■ GIVEN EXERCISE ■
Your task is to copy the material exactly.

[start RECORDS]

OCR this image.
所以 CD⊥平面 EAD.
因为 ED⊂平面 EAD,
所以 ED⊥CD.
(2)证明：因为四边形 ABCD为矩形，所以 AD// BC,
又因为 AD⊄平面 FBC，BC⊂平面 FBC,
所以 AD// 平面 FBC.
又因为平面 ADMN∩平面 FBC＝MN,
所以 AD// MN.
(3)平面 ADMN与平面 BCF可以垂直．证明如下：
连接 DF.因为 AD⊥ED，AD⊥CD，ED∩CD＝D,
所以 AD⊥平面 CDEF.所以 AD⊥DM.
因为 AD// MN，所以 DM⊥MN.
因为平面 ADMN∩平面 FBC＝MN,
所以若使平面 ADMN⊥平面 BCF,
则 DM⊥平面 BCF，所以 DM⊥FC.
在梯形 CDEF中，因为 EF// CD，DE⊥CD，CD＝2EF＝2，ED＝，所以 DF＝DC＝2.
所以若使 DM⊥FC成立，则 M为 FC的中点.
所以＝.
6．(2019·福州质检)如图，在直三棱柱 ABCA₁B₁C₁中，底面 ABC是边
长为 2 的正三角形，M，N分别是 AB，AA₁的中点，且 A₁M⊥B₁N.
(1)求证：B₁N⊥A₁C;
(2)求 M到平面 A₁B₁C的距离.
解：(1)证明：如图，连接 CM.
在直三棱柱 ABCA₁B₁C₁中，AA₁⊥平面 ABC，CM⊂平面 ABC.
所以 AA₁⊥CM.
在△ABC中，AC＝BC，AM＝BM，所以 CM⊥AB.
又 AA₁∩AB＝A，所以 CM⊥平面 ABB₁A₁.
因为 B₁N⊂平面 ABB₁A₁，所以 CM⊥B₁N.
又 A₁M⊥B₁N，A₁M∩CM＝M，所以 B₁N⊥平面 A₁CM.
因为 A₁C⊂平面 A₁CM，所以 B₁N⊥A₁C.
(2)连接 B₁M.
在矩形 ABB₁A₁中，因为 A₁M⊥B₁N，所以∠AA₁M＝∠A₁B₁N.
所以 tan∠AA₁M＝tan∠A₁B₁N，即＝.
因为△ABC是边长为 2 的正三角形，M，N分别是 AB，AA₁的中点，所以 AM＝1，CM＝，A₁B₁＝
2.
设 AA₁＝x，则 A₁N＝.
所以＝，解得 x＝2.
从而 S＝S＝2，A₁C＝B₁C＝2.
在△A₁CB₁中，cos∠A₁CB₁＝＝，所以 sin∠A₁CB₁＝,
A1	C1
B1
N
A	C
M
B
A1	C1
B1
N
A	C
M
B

[end RECORDS]

■ RESULT ■
OCR this image.
所以 CD⊥平面 EAD.
因为 ED⊂平面 EAD,
所以 ED⊥CD.
(2)证明：因为四边形 ABCD为矩形，所以 AD// BC,
又因为 AD⊄平面 FBC，BC⊂平面 FBC,
所以 AD// 平面 FBC.
又因为平面 ADMN∩平面 FBC＝MN,
所以 AD// MN.
(3)平面 ADMN与平面 BCF可以垂直．证明如下：
连接 DF.因为 AD⊥ED，AD⊥CD，ED∩CD＝D,
所以 AD⊥平面 CDEF.所以 AD⊥DM.
因为 AD// MN，所以 DM⊥MN.
因为平面 ADMN∩平面 FBC＝MN,
所以若使平面 ADMN⊥平面 BCF,
则 DM⊥平面 BCF，所以 DM⊥FC.
在梯形 CDEF中，因为 EF// CD，DE⊥CD，CD＝2EF＝2，ED＝，所以 DF＝DC＝2.
所以若使 DM⊥FC成立，则 M为 FC的中点.
所以＝.
6．(2019·福州质检)如图，在直三棱柱 ABCA₁B₁C₁中，底面 ABC是边
长为 2 的正三角形，M，N分别是 AB，AA₁的中点，且 A₁M⊥B₁N.
(1)求证：B₁N⊥A₁C;
(2)求 M到平面 A₁B₁C的距离.
解：(1)证明：如图，连接 CM.
在直三棱柱 ABCA₁B₁C₁中，AA₁⊥平面 ABC，CM⊂平面 ABC.
所以 AA₁⊥CM.
在△ABC中，AC＝BC，AM＝BM，所以 CM⊥AB.
又 AA₁∩AB＝A，所以 CM⊥平面 ABB₁A₁.
因为 B₁N⊂平面 ABB₁A₁，所以 CM⊥B₁N.
又 A₁M⊥B₁N，A₁M∩CM＝M，所以 B₁N⊥平面 A₁CM.
因为 A₁C⊂平面 A₁CM，所以 B₁N⊥A₁C.
(2)连接 B₁M.
在矩形 ABB₁A₁中，因为 A₁M⊥B₁N，所以∠AA₁M＝∠A₁B₁N.
所以 tan∠AA₁M＝tan∠A₁B₁N，即＝.
因为△ABC是边长为 2 的正三角形，M，N分别是 AB，AA₁的中点，所以 AM＝1，CM＝，A₁B₁＝
2.
设 AA₁＝x，则 A₁N＝.
所以＝，解得 x＝2.
从而 S＝S＝2，A₁C＝B₁C＝2.
在△A₁CB₁中，cos∠A₁CB₁＝＝，所以 sin∠A₁CB₁＝,
A1	C1
B1
N
A	C
M
B
A1	C1
B1
N
A	C
M
B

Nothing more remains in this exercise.